--- RECORDED DATA Enclosed Below ---
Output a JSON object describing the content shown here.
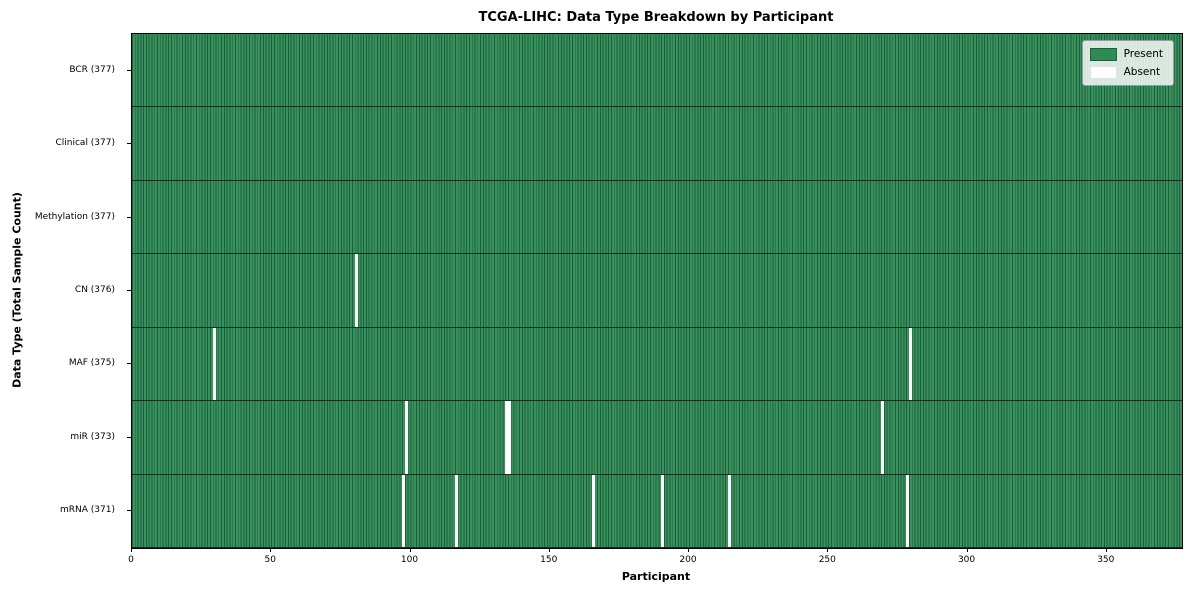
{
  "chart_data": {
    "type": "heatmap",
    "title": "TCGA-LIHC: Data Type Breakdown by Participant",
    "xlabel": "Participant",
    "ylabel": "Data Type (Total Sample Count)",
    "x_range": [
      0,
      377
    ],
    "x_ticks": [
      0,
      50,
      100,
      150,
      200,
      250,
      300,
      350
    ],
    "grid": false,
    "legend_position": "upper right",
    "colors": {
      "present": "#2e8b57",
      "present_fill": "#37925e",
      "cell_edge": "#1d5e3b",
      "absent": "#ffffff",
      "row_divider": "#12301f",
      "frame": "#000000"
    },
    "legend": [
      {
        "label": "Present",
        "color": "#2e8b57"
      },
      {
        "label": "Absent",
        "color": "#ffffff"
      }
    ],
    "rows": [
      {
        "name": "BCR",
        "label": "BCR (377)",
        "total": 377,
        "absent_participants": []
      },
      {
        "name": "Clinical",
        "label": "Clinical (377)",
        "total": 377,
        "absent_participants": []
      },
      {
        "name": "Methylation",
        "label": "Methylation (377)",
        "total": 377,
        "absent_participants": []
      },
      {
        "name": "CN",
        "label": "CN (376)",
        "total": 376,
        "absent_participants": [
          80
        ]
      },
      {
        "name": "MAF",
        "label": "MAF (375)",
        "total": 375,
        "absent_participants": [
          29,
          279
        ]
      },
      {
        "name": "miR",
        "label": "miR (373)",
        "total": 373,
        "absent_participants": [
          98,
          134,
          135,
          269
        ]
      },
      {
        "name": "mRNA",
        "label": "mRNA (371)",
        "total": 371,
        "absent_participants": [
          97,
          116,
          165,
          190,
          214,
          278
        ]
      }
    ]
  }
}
--- End of Enclosed RECORDED DATA ---
▶ PROBLEM TO WORK ON
Among the records above, find the lines where the word "Methylation" appears and copy them.

▶ ANSWER TO THIS PROBLEM
        "name": "Methylation",
        "label": "Methylation (377)",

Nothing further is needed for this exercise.